Selected extract ::
— start —

EMPLOYMENT AGREEMENT
Exhibit 10.3
This
EMPLOYMENT AGREEMENT (this “Agreement”) is made and
entered into as of March 5, 2019, by and between BK Technologies,
Inc., a Nevada corporation (the “Company”), and Xxxxx
X. (Xxxxx) Xxxxxx, an individual (the
“Executive”).
The
Company desires to employ the Executive as an executive of the
Company, and the parties desire to enter into this Agreement with
respect to such employment.
NOW,
THEREFORE, in consideration of the mutual promises and covenants
herein contained, the parties hereto intending to become legally
bound hereby agree as follows:
1. Employment. The
Company hereby agrees to employ the Executive, and the Executive
hereby agrees to be employed by the Company, upon the terms and
conditions hereinafter set forth.
2. Duties
and Services.
2.1 Title
and Duties. The Executive shall serve as Chief
Operating Officer of the Company and shall perform such duties as
may be assigned to him from time to time by the President or the
Board of Directors of the Company. The Executive shall
report to the President and the Board of Directors of the Company
in carrying out the Executive’s duties.
2.2 Time. The
Executive shall devote his full business time and attention to the
business of the Company and to the promotion of the Company’s
best interest, subject to vacations, holidays and normal illnesses
pursuant to the Company’s policies in place from time to
time. The Executive shall at all times comply with Company policies
in place from time to time, including but not limited to the
Company’s Code of Ethics.

— end —

What to work on ::
• a. Can you format the entries from the line containing "x-tick-label: 250 <box>208 241 219 247</box>" up to and including the line containing "plot-frame <box>212 87 376 237</box>" as a JSON list of strings, one string per line, with any blank lines left out?
• b. How would the employment agreement go on after its last sentence? Continue it from that point.
The employment agreement and the entries are unrelated to each other.

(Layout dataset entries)
— start —

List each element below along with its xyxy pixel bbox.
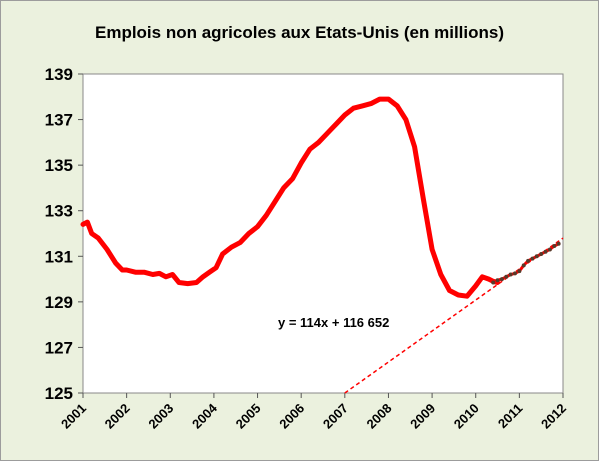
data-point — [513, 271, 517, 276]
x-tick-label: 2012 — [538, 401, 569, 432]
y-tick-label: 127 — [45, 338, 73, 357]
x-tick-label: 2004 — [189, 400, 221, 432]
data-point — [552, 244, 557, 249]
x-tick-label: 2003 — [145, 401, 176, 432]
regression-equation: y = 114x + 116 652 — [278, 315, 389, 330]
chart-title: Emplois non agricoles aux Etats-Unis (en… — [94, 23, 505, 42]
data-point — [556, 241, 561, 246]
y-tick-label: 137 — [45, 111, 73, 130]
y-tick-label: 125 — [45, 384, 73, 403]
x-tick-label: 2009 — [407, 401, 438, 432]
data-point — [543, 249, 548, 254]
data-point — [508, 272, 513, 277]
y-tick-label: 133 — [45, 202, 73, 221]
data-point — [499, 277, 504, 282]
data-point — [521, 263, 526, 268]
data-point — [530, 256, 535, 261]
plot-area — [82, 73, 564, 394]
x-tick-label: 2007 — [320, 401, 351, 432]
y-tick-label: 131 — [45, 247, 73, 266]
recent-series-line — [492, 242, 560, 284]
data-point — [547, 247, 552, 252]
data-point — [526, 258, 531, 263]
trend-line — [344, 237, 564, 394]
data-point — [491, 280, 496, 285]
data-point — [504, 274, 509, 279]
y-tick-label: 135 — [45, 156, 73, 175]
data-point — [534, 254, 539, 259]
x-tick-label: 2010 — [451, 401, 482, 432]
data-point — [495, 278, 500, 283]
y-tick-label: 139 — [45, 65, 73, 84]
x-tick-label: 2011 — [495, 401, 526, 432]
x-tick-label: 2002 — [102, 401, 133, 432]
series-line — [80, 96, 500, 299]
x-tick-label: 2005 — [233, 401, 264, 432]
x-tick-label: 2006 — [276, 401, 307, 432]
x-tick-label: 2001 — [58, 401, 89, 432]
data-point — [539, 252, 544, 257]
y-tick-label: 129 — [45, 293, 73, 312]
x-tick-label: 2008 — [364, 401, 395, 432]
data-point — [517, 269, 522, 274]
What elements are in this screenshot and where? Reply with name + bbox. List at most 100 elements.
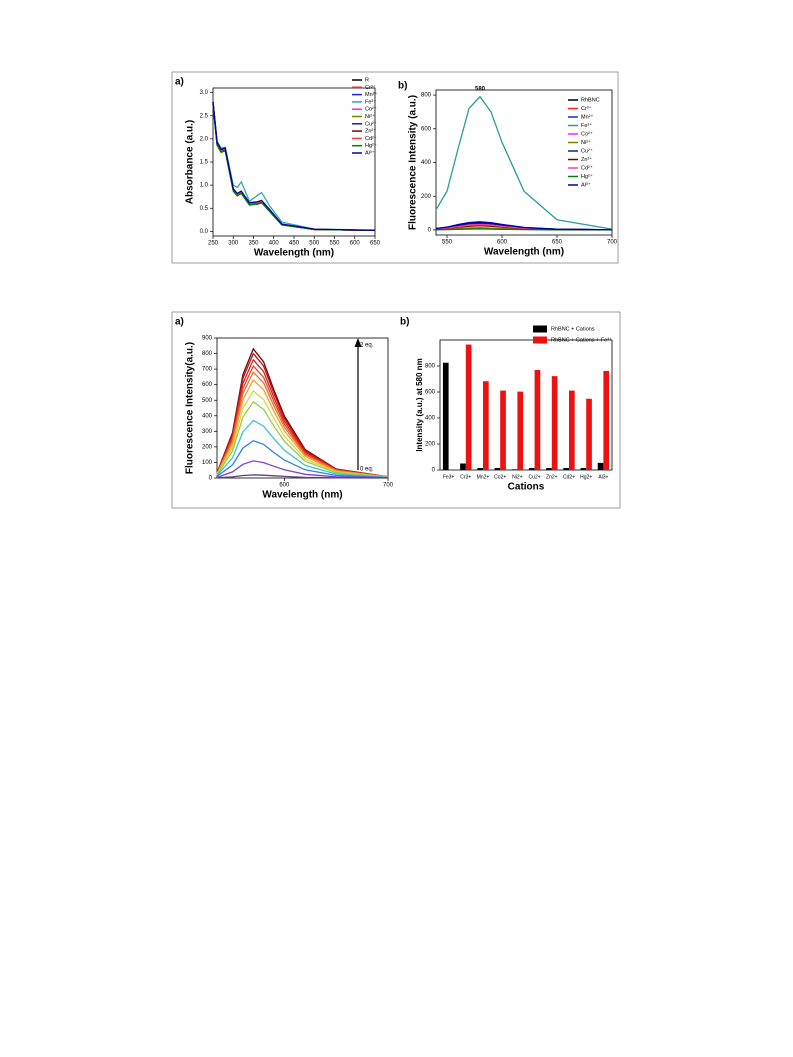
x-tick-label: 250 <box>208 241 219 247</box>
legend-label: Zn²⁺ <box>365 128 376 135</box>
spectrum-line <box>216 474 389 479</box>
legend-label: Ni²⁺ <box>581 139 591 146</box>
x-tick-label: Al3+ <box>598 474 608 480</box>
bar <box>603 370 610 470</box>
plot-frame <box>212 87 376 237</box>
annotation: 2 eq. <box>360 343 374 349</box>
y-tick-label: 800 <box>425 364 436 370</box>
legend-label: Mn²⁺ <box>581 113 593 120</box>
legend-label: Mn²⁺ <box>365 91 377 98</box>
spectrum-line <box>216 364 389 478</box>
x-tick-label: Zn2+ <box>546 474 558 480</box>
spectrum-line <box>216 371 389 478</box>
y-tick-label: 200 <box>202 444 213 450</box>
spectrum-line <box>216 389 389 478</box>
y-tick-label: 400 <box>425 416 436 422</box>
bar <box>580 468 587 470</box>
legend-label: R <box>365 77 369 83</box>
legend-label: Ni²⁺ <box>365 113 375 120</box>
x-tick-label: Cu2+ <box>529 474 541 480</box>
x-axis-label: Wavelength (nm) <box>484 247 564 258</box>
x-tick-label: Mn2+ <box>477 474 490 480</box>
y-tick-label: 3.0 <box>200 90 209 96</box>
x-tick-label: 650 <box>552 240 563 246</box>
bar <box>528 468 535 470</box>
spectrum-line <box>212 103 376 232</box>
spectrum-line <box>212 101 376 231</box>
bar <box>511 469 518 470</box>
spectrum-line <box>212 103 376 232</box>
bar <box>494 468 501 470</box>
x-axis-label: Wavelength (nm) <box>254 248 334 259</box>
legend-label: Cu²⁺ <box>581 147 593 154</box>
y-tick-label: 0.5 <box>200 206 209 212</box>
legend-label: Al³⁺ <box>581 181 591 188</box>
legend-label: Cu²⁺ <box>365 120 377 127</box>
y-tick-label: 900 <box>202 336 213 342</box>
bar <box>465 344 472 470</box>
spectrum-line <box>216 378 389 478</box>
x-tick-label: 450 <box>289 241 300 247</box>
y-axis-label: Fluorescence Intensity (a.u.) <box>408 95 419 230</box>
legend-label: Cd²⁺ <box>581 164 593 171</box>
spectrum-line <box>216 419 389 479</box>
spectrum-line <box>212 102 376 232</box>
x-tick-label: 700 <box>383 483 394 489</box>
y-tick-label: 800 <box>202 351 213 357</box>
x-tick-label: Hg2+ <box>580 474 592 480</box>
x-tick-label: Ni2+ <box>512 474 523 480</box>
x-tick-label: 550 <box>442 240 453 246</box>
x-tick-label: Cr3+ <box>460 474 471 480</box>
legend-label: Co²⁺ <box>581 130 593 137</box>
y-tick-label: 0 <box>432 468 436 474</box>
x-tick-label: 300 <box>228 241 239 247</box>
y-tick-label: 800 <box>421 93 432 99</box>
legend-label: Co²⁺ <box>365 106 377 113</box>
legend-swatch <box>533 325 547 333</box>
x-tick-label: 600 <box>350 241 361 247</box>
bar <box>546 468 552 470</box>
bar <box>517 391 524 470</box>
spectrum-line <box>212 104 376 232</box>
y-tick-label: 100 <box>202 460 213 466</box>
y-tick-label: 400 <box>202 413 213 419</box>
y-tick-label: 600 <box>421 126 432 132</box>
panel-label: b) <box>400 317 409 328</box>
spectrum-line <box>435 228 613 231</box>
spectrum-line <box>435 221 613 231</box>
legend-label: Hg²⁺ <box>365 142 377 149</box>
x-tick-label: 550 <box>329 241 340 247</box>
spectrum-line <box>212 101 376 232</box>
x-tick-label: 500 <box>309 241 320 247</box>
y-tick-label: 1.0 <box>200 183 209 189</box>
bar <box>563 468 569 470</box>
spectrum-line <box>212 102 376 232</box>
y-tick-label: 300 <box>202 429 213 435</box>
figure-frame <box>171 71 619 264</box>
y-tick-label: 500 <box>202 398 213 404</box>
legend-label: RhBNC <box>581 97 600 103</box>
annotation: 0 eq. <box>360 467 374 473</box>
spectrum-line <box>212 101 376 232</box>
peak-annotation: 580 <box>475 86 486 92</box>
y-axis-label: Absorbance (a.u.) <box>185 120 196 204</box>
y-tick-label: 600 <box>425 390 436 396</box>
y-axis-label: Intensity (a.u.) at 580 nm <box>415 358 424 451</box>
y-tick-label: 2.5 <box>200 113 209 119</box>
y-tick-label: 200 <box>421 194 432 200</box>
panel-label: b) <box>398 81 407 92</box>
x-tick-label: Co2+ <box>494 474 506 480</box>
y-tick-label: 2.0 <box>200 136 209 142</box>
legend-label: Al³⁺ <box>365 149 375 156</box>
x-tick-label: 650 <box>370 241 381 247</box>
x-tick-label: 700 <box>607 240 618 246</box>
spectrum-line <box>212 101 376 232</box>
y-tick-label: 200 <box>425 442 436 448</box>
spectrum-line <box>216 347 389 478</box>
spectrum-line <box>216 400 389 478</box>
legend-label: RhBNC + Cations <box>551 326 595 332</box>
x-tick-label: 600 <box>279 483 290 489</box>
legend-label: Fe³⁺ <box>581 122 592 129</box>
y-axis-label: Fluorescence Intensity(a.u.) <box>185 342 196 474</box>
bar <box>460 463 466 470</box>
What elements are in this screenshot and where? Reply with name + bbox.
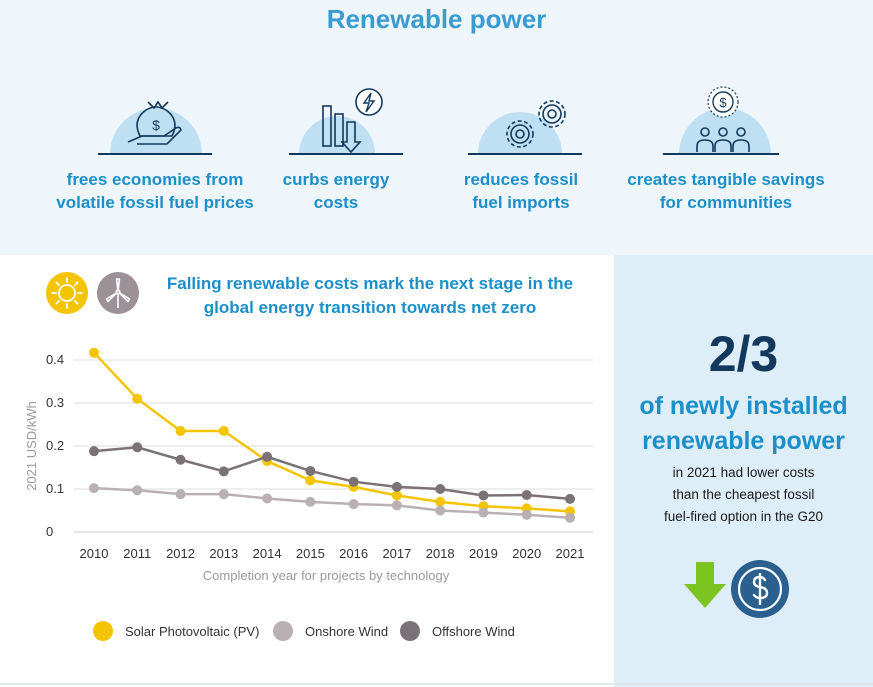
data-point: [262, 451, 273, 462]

— end —

Expected outputs ::
• a.
[
  "x-tick-label: 250 <box>208 241 219 247</box>",
  "legend-label: Zn²⁺ <box>365 128 376 135</box>",
  "spectrum-line <box>216 474 389 479</box>",
  "legend-label: Ni²⁺ <box>581 139 591 146</box>",
  "x-tick-label: Al3+ <box>598 474 608 480</box>",
  "bar <box>603 370 610 470</box>",
  "plot-frame <box>212 87 376 237</box>"
]

• b.
2.3 Travel. The
Executive shall undertake such travel as may be necessary and
desirable to promote the business and affairs of the Company,
consistent with the Executive’s position and duties with the
Company.
3. Term
of Employment. The Executive’s employment
will be “at-will,” meaning that either the Executive or
the Company may terminate the Executive’s employment at any
time and for any reason, with or without cause.
4. Compensation.
4.1 Base
Salary. For the services to be rendered by the
Executive pursuant to this Agreement, the Company shall pay the
Executive a base salary equal to $215,000 (the “Base
Salary”). The compensation
paid hereunder to the Executive shall be paid in accordance with
the normal payroll practices of the Company and shall be subject to
the customary withholding taxes and other employment taxes as
required with respect to compensation paid by the Company to an
employee. The Base Salary will be subject to annual
review and adjustment by the Compensation Committee of the
Company’s Board of Directors based upon the Executive’s
performance.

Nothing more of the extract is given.